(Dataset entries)
────────────────────

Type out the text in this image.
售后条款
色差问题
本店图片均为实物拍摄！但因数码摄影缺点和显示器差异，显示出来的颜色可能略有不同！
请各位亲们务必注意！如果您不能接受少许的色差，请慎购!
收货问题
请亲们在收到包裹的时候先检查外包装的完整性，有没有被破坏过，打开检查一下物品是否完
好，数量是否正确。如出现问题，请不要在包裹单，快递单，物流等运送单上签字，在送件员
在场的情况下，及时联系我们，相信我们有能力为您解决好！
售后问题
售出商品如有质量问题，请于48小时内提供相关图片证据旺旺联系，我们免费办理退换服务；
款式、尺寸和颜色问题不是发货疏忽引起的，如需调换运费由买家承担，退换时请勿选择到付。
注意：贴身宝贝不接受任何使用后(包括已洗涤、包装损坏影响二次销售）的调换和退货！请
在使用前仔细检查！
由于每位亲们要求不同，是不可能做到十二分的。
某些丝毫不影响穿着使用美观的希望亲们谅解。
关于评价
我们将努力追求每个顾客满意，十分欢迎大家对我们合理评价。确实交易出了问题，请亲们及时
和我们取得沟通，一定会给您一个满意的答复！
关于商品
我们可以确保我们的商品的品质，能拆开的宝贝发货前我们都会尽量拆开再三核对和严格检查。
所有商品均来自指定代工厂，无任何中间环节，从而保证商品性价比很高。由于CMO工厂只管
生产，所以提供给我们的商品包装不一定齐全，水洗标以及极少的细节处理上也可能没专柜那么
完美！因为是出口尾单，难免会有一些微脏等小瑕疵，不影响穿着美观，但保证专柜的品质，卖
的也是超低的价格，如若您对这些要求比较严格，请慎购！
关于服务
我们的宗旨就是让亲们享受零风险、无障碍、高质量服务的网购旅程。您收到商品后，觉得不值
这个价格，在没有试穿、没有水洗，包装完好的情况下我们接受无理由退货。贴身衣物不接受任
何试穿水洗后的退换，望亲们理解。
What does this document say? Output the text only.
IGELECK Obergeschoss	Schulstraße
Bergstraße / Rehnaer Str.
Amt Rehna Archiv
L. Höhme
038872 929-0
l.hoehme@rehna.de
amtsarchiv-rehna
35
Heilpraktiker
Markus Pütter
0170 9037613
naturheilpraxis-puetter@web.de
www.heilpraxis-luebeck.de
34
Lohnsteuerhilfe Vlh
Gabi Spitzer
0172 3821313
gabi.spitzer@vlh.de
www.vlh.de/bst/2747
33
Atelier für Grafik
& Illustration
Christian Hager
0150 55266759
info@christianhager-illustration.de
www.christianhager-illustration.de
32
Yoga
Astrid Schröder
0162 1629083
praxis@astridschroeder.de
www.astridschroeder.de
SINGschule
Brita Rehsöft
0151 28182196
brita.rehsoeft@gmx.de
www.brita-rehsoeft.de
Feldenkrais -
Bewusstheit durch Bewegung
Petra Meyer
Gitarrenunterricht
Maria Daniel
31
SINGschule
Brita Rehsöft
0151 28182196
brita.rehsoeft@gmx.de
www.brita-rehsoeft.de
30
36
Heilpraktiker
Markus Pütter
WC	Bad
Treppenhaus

────────────────────

## [Instruction]
All lines from the one with "What does this" through the final line above are to be quoted exactly; quote no other line.

## [Output below]
What does this document say? Output the text only.
IGELECK Obergeschoss	Schulstraße
Bergstraße / Rehnaer Str.
Amt Rehna Archiv
L. Höhme
038872 929-0
l.hoehme@rehna.de
amtsarchiv-rehna
35
Heilpraktiker
Markus Pütter
0170 9037613
naturheilpraxis-puetter@web.de
www.heilpraxis-luebeck.de
34
Lohnsteuerhilfe Vlh
Gabi Spitzer
0172 3821313
gabi.spitzer@vlh.de
www.vlh.de/bst/2747
33
Atelier für Grafik
& Illustration
Christian Hager
0150 55266759
info@christianhager-illustration.de
www.christianhager-illustration.de
32
Yoga
Astrid Schröder
0162 1629083
praxis@astridschroeder.de
www.astridschroeder.de
SINGschule
Brita Rehsöft
0151 28182196
brita.rehsoeft@gmx.de
www.brita-rehsoeft.de
Feldenkrais -
Bewusstheit durch Bewegung
Petra Meyer
Gitarrenunterricht
Maria Daniel
31
SINGschule
Brita Rehsöft
0151 28182196
brita.rehsoeft@gmx.de
www.brita-rehsoeft.de
30
36
Heilpraktiker
Markus Pütter
WC	Bad
Treppenhaus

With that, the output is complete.